Reproduce the records below exactly, leaving out any pictures.

*****

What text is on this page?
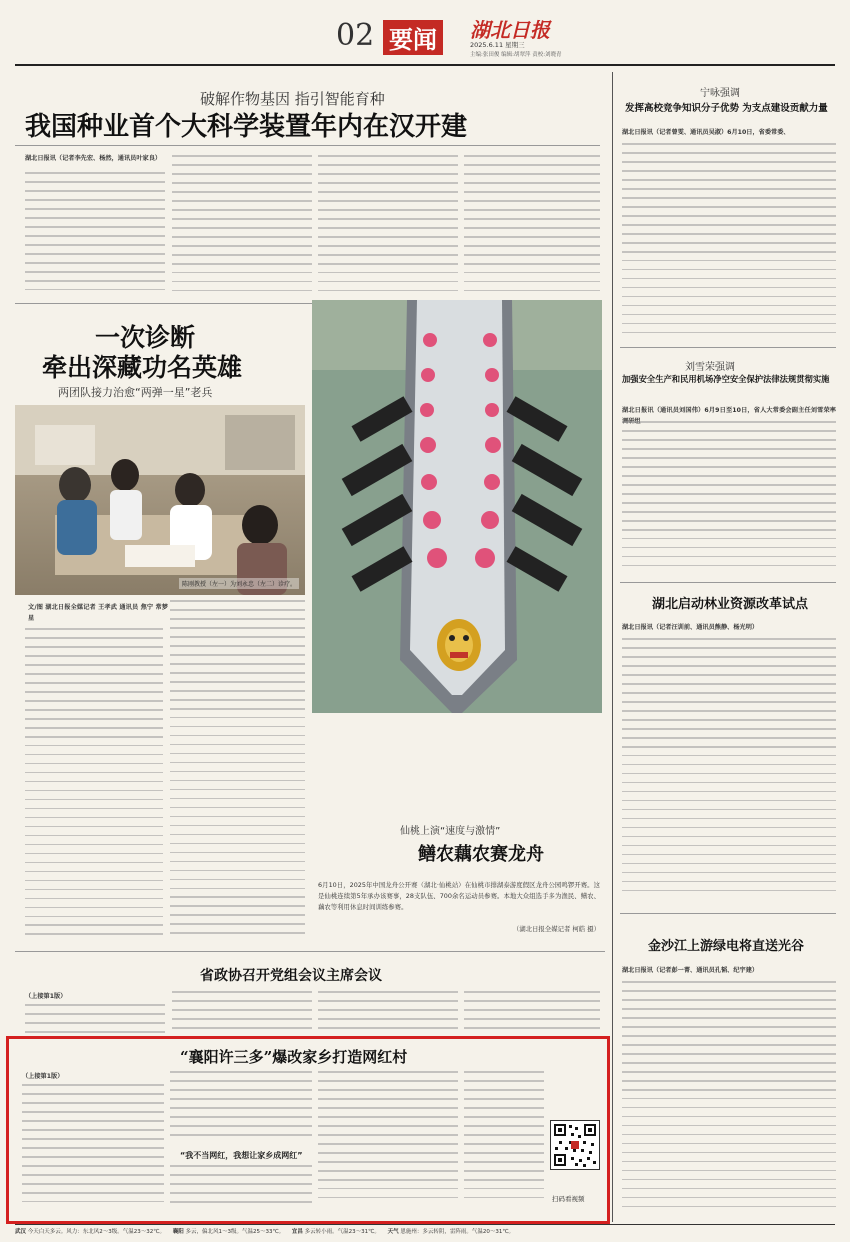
02 要闻	湖北日报
2025.6.11 星期三
主编:张田俊 编辑:胡翠萍 责校:刘晓青
破解作物基因 指引智能育种
我国种业首个大科学装置年内在汉开建
湖北日报讯（记者李先宏、杨然，通讯员叶家良）
宁咏强调
发挥高校竞争知识分子优势 为支点建设贡献力量
湖北日报讯（记者曾雯、通讯员吴淑）6月10日，省委常委、
刘雪荣强调
加强安全生产和民用机场净空安全保护法律法规贯彻实施
湖北日报讯（通讯员刘国伟）6月9日至10日，省人大常委会副主任刘雪荣率
湖北启动林业资源改革试点
湖北日报讯（记者汪训前、通讯员熊静、杨光明）
金沙江上游绿电将直送光谷
湖北日报讯（记者彭一菁、通讯员孔韬、纪宇建）
一次诊断
牵出深藏功名英雄
两团队接力治愈“两弹一星”老兵
陈刚教授（左一）为刘永忠（左二）诊疗。
文/图 湖北日报全媒记者 王孝武 通讯员 焦宁 常梦星
仙桃上演“速度与激情”
鳝农藕农赛龙舟
6月10日，2025年中国龙舟公开赛（湖北·仙桃站）在仙桃市排湖泰游度假区龙舟公园鸣锣开赛。这是仙桃连续第5年承办该赛事，28支队伍、700余名运动员参赛。本地大众组选手多为渔民、鳝农、藕农等利用休息时间训练参赛。
（湖北日报全媒记者 柯皓 摄）
省政协召开党组会议主席会议
（上接第1版）
“襄阳许三多”爆改家乡打造网红村
（上接第1版）
“我不当网红，我想让家乡成网红”
扫码看视频
武汉 今天白天多云。风力：东北风2～3级。气温23～32℃。 襄阳 多云，偏北风1～3级。气温25～33℃。 宜昌 多云转小雨。气温23～31℃。 天气 恩施州：多云转阴，雷阵雨。气温20～31℃。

*****

* Answer for the task *
What text is on this page?
02 要闻	湖北日报
2025.6.11 星期三
主编:张田俊 编辑:胡翠萍 责校:刘晓青
破解作物基因 指引智能育种
我国种业首个大科学装置年内在汉开建
湖北日报讯（记者李先宏、杨然，通讯员叶家良）
宁咏强调
发挥高校竞争知识分子优势 为支点建设贡献力量
湖北日报讯（记者曾雯、通讯员吴淑）6月10日，省委常委、
刘雪荣强调
加强安全生产和民用机场净空安全保护法律法规贯彻实施
湖北日报讯（通讯员刘国伟）6月9日至10日，省人大常委会副主任刘雪荣率
湖北启动林业资源改革试点
湖北日报讯（记者汪训前、通讯员熊静、杨光明）
金沙江上游绿电将直送光谷
湖北日报讯（记者彭一菁、通讯员孔韬、纪宇建）
一次诊断
牵出深藏功名英雄
两团队接力治愈“两弹一星”老兵
陈刚教授（左一）为刘永忠（左二）诊疗。
文/图 湖北日报全媒记者 王孝武 通讯员 焦宁 常梦星
仙桃上演“速度与激情”
鳝农藕农赛龙舟
6月10日，2025年中国龙舟公开赛（湖北·仙桃站）在仙桃市排湖泰游度假区龙舟公园鸣锣开赛。这是仙桃连续第5年承办该赛事，28支队伍、700余名运动员参赛。本地大众组选手多为渔民、鳝农、藕农等利用休息时间训练参赛。
（湖北日报全媒记者 柯皓 摄）
省政协召开党组会议主席会议
（上接第1版）
“襄阳许三多”爆改家乡打造网红村
（上接第1版）
“我不当网红，我想让家乡成网红”
扫码看视频
武汉 今天白天多云。风力：东北风2～3级。气温23～32℃。 襄阳 多云，偏北风1～3级。气温25～33℃。 宜昌 多云转小雨。气温23～31℃。 天气 恩施州：多云转阴，雷阵雨。气温20～31℃。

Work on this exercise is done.